[What is needed]:
Pull out every line of the entries below that contains the string "axis". Case counts.

### Data provided ###

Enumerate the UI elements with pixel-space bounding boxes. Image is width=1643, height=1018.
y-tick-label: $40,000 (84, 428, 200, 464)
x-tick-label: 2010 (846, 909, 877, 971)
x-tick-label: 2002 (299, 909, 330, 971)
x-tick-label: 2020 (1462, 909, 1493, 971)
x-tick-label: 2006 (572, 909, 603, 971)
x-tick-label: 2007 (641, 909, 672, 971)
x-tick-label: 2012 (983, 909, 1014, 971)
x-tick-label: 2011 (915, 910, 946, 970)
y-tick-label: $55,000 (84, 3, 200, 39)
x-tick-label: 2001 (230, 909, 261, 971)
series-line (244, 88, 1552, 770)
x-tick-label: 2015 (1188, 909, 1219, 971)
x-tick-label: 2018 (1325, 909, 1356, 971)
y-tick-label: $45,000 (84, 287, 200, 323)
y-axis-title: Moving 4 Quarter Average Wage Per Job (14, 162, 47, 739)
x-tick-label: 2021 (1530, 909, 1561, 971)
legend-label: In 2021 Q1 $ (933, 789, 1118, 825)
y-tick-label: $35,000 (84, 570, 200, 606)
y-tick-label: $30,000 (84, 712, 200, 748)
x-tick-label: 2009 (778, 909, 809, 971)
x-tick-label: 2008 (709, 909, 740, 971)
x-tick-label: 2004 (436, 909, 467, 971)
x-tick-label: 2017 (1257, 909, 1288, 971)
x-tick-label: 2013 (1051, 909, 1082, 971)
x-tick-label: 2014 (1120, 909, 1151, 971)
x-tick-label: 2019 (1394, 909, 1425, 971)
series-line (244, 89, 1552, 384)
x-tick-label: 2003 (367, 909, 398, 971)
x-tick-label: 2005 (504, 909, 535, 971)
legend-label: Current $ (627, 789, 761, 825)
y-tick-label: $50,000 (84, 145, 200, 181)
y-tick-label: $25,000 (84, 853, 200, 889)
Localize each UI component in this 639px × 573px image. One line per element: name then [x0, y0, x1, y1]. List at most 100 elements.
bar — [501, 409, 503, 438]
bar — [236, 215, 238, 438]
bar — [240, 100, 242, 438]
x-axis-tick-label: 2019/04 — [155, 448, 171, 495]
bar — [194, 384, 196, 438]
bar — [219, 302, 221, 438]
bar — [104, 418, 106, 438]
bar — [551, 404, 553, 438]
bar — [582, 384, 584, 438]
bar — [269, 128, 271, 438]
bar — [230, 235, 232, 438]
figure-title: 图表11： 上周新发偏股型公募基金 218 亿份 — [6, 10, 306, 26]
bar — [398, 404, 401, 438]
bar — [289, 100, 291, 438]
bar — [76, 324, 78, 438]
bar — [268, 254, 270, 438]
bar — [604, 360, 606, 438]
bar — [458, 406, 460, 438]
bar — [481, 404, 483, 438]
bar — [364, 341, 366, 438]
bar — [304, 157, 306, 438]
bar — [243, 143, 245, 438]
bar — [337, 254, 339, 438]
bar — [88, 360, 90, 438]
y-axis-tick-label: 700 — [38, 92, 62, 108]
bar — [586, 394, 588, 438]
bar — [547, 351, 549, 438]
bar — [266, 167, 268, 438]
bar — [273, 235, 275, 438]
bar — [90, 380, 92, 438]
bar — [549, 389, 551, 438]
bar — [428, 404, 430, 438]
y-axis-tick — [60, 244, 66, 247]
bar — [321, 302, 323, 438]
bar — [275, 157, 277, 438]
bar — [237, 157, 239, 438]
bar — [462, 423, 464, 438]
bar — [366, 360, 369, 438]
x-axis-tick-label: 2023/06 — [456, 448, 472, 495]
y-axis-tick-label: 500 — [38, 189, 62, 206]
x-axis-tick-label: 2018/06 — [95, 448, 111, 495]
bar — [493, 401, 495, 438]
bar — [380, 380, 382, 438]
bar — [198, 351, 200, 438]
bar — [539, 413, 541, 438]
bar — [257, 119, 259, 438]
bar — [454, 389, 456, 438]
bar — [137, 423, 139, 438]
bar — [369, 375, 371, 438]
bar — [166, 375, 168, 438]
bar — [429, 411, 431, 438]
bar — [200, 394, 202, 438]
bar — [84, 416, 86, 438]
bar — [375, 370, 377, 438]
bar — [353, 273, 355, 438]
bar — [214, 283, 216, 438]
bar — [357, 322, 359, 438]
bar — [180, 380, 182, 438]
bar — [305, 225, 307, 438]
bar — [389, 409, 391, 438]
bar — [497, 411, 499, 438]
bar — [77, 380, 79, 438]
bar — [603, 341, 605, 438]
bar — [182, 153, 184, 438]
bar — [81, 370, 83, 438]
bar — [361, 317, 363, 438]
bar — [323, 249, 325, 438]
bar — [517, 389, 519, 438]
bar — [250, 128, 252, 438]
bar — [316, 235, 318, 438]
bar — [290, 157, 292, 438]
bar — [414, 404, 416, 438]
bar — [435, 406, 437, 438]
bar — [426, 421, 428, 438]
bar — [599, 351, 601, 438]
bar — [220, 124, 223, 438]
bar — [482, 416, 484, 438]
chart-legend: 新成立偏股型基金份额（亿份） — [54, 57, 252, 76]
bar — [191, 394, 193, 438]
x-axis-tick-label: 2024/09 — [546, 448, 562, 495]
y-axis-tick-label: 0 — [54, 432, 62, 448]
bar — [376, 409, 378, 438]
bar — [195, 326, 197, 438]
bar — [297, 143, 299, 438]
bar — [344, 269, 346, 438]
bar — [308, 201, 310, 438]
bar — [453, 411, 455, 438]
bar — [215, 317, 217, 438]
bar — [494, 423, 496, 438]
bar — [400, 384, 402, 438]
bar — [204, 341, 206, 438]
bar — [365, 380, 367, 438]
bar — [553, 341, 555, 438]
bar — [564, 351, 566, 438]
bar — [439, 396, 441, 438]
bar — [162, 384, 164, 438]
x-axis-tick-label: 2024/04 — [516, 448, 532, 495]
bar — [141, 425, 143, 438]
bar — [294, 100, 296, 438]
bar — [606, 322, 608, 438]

###

[Solution for this exercise]:
y-axis-title: Moving 4 Quarter Average Wage Per Job (14, 162, 47, 739)
x-axis-tick-label: 2019/04 — [155, 448, 171, 495]
y-axis-tick-label: 700 — [38, 92, 62, 108]
y-axis-tick — [60, 244, 66, 247]
x-axis-tick-label: 2023/06 — [456, 448, 472, 495]
y-axis-tick-label: 500 — [38, 189, 62, 206]
x-axis-tick-label: 2018/06 — [95, 448, 111, 495]
x-axis-tick-label: 2024/09 — [546, 448, 562, 495]
y-axis-tick-label: 0 — [54, 432, 62, 448]
x-axis-tick-label: 2024/04 — [516, 448, 532, 495]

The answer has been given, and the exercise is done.